*REQUIRED ACTIONS:*
1. Set down everything in the research overview on climate and vegetation change from "Click on the" down to "of terrestrial ecosystems.", word for word.
2. Translate this sentence from the research overview on climate and vegetation change into Spanish: "I investigate the drivers of biome distributions and tree community composition using historical and paleoecological data."
3. Extend the research overview on climate and vegetation change by writing what comes after its last sentence.

Research
An overarching goal of my research is improving predictions of how ecosystems will change as a result of climate change. Terrestrial ecosystems present a particular challenge for prediction because the response of long-lived terrestrial vegetation to present-day stressors will only become fully apparent decades to centuries into the future. Therefore, modern empirical records, which are used to build predictive models, cannot fully constrain the relationship between climate and vegetation change. I use a variety of modeling tools and data sources across scales to inform predictions of terrestrial vegetation change over ecologically-relevant timescales.
Click on the links below to find out more about my ongoing research efforts and completed research projects!
Ongoing projects
Collaborative, interdisciplinary research in ecological forecasting
I approach my research within the framework of ecological forecasting. Framing my science in terms of ecological forecasting allows me to simultaneously advance basic research on environmental change while making predictions that can inform policy and management of terrestrial ecosystems.
Model-data fusion as hypothesis testing
I advocate for reframing mechanistic models as ecological hypotheses and model-data fusion as a tool for hypothesis testing. I am currently working on an application of this framework using a forest mechanistic model and empirical data of aboveground biomass in the northeast, USA.
Using long-term data to inform the climate-vegetation relationship
I investigate the drivers of biome distributions and tree community composition using historical and paleoecological data. Collectively, my work points toward both climate and climate-vegetation-disturbance feedbacks driving broad patterns in terrestrial vegetation.

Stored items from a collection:
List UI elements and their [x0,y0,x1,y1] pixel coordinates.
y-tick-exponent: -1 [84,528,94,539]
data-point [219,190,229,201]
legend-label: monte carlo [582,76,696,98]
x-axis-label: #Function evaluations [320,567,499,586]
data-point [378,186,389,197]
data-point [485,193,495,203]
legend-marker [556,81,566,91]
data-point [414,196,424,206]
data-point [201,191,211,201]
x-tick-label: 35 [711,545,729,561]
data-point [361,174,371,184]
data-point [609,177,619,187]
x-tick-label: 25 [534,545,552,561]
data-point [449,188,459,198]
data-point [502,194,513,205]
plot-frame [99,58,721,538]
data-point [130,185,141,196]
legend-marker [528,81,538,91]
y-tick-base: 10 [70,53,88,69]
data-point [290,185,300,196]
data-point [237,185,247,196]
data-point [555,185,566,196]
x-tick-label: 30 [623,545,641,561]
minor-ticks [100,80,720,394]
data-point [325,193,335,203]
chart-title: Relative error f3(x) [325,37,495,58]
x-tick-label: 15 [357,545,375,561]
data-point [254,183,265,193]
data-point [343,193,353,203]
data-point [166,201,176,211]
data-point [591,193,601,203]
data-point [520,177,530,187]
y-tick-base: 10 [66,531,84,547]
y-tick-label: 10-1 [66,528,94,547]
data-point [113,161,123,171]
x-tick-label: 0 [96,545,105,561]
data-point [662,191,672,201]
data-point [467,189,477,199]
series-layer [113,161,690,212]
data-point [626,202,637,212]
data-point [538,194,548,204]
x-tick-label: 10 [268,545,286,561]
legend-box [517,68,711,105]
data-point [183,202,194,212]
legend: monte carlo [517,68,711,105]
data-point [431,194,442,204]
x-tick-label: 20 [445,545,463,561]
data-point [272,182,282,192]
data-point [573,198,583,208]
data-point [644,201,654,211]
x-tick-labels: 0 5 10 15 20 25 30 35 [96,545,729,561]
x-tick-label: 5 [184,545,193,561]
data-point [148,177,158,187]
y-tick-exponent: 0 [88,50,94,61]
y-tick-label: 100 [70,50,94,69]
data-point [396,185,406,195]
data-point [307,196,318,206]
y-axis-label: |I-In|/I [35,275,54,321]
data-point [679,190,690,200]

*EXPECTED RESULTS:*
1.
Click on the links below to find out more about my ongoing research efforts and completed research projects!
Ongoing projects
Collaborative, interdisciplinary research in ecological forecasting
I approach my research within the framework of ecological forecasting. Framing my science in terms of ecological forecasting allows me to simultaneously advance basic research on environmental change while making predictions that can inform policy and management of terrestrial ecosystems.

2. Investigo los factores que determinan la distribución de los biomas y la composición de las comunidades arbóreas utilizando datos históricos y paleoecológicos.

3.
This research was supported by an NSF Macrosystems grant for the PalEON Project, which I co-wrote with my advisor, Jason McLachlan, as a graduate student. In addition, I was awarded an NSF Graduate Research Fellowship to support these research ideas.
Past work
Representing lianas in Earth system models
I began my PhD doing rotations, one of which was in the Medvigy Lab. I investigated functional trait differences between tropical trees and lianas with the purpose of identifying functional differences between trees and lianas to incorporate a liana functional type into Earth system models. I found that lianas on average have more acquisitive hydraulic traits than tropical trees, the axis by which trees and lianas differ most. I then developed a model of competition between an individual tree-liana pair to understand the consequences of the difference in hydraulic functional traits on tree-liana competition and carbon assimilation. My key finding was that, under future scenarios of drying hydroclimatic conditions in the Neotropics, lianas may surpass a survival threshold, wherein the acquisitive hydraulic architecture of lianas is unable to maintain photosynthesis under severely dry atmospheric conditions (Willson et al. 2022).